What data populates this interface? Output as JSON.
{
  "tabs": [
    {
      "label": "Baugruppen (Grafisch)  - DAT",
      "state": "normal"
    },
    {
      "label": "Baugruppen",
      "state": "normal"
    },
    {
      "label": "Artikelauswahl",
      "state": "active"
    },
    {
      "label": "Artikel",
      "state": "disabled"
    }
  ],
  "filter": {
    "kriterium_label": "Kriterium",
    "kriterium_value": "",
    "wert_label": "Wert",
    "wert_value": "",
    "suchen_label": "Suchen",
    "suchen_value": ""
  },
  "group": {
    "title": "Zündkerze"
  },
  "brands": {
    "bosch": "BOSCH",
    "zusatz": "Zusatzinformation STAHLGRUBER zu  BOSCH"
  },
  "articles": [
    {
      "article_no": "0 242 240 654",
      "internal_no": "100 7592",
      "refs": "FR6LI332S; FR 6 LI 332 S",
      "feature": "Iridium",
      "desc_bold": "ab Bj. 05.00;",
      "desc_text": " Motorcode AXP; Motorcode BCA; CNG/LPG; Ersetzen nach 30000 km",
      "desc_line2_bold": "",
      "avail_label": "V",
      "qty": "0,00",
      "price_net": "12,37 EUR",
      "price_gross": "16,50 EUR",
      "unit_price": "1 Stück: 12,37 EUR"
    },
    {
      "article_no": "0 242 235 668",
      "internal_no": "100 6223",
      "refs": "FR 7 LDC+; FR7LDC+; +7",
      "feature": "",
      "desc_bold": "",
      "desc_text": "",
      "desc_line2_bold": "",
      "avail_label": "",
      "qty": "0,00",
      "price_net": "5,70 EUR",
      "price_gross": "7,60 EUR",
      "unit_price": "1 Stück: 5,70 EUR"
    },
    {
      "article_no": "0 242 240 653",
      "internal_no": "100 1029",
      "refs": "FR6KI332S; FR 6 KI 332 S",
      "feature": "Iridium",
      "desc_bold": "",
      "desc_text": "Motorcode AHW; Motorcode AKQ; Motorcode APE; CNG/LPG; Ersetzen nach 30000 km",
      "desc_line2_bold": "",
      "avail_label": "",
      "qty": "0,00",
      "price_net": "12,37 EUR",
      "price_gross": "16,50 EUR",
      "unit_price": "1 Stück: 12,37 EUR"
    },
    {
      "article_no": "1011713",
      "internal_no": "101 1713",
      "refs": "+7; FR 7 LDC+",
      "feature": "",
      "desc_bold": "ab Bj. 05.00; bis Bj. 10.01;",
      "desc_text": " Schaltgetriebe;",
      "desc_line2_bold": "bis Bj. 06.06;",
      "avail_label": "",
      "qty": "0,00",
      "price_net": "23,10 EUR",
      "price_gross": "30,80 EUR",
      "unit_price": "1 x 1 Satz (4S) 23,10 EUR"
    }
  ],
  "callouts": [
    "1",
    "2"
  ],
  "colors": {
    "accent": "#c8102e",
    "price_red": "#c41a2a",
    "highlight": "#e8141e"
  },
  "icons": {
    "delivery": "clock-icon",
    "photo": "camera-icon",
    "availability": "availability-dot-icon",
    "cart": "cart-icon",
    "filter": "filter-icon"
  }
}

· · · · ·

__Goal of the exercise__. List every line from the entries above in which "nach" appears.

__Output for this exercise__.
      "desc_text": " Motorcode AXP; Motorcode BCA; CNG/LPG; Ersetzen nach 30000 km",
      "desc_text": "Motorcode AHW; Motorcode AKQ; Motorcode APE; CNG/LPG; Ersetzen nach 30000 km",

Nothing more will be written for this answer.